▶ _TASK DESCRIPTION_:
Exactly reproduce each line of the listing that follows.
----
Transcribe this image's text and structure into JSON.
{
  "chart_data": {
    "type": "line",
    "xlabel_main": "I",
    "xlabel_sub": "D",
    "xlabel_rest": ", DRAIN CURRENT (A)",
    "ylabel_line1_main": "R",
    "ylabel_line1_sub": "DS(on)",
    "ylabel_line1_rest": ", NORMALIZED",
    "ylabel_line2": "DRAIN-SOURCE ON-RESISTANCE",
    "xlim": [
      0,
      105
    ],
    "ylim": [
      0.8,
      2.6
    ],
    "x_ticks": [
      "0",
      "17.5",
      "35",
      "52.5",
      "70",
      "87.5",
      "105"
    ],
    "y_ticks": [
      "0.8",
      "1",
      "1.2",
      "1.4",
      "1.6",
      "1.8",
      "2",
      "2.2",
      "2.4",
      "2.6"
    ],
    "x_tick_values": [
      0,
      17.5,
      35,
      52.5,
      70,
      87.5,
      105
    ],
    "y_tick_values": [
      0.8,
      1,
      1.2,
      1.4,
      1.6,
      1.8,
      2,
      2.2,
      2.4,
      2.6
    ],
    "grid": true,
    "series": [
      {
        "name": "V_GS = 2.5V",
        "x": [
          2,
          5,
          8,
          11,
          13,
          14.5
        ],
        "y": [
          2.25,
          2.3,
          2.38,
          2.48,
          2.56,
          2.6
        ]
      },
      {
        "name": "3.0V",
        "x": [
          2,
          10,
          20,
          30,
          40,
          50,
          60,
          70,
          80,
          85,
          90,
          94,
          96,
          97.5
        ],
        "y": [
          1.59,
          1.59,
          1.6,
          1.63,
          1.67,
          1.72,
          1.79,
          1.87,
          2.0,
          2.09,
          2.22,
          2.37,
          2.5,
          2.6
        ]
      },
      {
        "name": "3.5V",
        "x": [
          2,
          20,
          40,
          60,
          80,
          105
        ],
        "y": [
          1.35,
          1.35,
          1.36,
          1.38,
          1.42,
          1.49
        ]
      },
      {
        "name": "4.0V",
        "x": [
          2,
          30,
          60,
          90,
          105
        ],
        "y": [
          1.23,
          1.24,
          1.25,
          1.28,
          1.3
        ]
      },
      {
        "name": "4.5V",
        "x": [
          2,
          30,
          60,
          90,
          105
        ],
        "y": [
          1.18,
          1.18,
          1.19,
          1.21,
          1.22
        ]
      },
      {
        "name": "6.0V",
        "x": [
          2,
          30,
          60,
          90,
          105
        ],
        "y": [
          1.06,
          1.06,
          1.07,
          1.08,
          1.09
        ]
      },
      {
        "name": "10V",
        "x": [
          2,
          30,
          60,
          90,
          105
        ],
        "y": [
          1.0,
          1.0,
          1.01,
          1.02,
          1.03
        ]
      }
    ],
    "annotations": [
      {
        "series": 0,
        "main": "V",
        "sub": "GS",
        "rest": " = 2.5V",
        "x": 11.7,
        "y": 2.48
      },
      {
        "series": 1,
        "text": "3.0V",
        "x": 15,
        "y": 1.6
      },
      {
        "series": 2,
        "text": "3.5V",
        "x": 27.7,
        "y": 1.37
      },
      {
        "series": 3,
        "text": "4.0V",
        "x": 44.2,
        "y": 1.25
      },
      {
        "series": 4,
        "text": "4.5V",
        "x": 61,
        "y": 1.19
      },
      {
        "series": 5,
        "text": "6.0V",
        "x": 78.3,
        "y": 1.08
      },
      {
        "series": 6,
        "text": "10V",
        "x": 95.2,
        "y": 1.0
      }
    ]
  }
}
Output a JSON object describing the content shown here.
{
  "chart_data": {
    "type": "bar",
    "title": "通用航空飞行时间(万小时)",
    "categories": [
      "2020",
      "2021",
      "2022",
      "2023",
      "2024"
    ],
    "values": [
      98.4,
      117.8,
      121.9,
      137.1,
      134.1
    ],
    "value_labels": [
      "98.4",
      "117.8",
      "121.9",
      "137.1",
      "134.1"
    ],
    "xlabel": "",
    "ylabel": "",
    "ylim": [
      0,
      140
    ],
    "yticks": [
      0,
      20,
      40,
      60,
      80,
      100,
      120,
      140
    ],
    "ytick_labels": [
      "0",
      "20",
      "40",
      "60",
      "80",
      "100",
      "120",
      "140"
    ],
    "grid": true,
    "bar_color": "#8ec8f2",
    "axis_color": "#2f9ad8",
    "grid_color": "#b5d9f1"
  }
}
----
▶ _OUTPUT BELOW_:
Transcribe this image's text and structure into JSON.
{
  "chart_data": {
    "type": "line",
    "xlabel_main": "I",
    "xlabel_sub": "D",
    "xlabel_rest": ", DRAIN CURRENT (A)",
    "ylabel_line1_main": "R",
    "ylabel_line1_sub": "DS(on)",
    "ylabel_line1_rest": ", NORMALIZED",
    "ylabel_line2": "DRAIN-SOURCE ON-RESISTANCE",
    "xlim": [
      0,
      105
    ],
    "ylim": [
      0.8,
      2.6
    ],
    "x_ticks": [
      "0",
      "17.5",
      "35",
      "52.5",
      "70",
      "87.5",
      "105"
    ],
    "y_ticks": [
      "0.8",
      "1",
      "1.2",
      "1.4",
      "1.6",
      "1.8",
      "2",
      "2.2",
      "2.4",
      "2.6"
    ],
    "x_tick_values": [
      0,
      17.5,
      35,
      52.5,
      70,
      87.5,
      105
    ],
    "y_tick_values": [
      0.8,
      1,
      1.2,
      1.4,
      1.6,
      1.8,
      2,
      2.2,
      2.4,
      2.6
    ],
    "grid": true,
    "series": [
      {
        "name": "V_GS = 2.5V",
        "x": [
          2,
          5,
          8,
          11,
          13,
          14.5
        ],
        "y": [
          2.25,
          2.3,
          2.38,
          2.48,
          2.56,
          2.6
        ]
      },
      {
        "name": "3.0V",
        "x": [
          2,
          10,
          20,
          30,
          40,
          50,
          60,
          70,
          80,
          85,
          90,
          94,
          96,
          97.5
        ],
        "y": [
          1.59,
          1.59,
          1.6,
          1.63,
          1.67,
          1.72,
          1.79,
          1.87,
          2.0,
          2.09,
          2.22,
          2.37,
          2.5,
          2.6
        ]
      },
      {
        "name": "3.5V",
        "x": [
          2,
          20,
          40,
          60,
          80,
          105
        ],
        "y": [
          1.35,
          1.35,
          1.36,
          1.38,
          1.42,
          1.49
        ]
      },
      {
        "name": "4.0V",
        "x": [
          2,
          30,
          60,
          90,
          105
        ],
        "y": [
          1.23,
          1.24,
          1.25,
          1.28,
          1.3
        ]
      },
      {
        "name": "4.5V",
        "x": [
          2,
          30,
          60,
          90,
          105
        ],
        "y": [
          1.18,
          1.18,
          1.19,
          1.21,
          1.22
        ]
      },
      {
        "name": "6.0V",
        "x": [
          2,
          30,
          60,
          90,
          105
        ],
        "y": [
          1.06,
          1.06,
          1.07,
          1.08,
          1.09
        ]
      },
      {
        "name": "10V",
        "x": [
          2,
          30,
          60,
          90,
          105
        ],
        "y": [
          1.0,
          1.0,
          1.01,
          1.02,
          1.03
        ]
      }
    ],
    "annotations": [
      {
        "series": 0,
        "main": "V",
        "sub": "GS",
        "rest": " = 2.5V",
        "x": 11.7,
        "y": 2.48
      },
      {
        "series": 1,
        "text": "3.0V",
        "x": 15,
        "y": 1.6
      },
      {
        "series": 2,
        "text": "3.5V",
        "x": 27.7,
        "y": 1.37
      },
      {
        "series": 3,
        "text": "4.0V",
        "x": 44.2,
        "y": 1.25
      },
      {
        "series": 4,
        "text": "4.5V",
        "x": 61,
        "y": 1.19
      },
      {
        "series": 5,
        "text": "6.0V",
        "x": 78.3,
        "y": 1.08
      },
      {
        "series": 6,
        "text": "10V",
        "x": 95.2,
        "y": 1.0
      }
    ]
  }
}
Output a JSON object describing the content shown here.
{
  "chart_data": {
    "type": "bar",
    "title": "通用航空飞行时间(万小时)",
    "categories": [
      "2020",
      "2021",
      "2022",
      "2023",
      "2024"
    ],
    "values": [
      98.4,
      117.8,
      121.9,
      137.1,
      134.1
    ],
    "value_labels": [
      "98.4",
      "117.8",
      "121.9",
      "137.1",
      "134.1"
    ],
    "xlabel": "",
    "ylabel": "",
    "ylim": [
      0,
      140
    ],
    "yticks": [
      0,
      20,
      40,
      60,
      80,
      100,
      120,
      140
    ],
    "ytick_labels": [
      "0",
      "20",
      "40",
      "60",
      "80",
      "100",
      "120",
      "140"
    ],
    "grid": true,
    "bar_color": "#8ec8f2",
    "axis_color": "#2f9ad8",
    "grid_color": "#b5d9f1"
  }
}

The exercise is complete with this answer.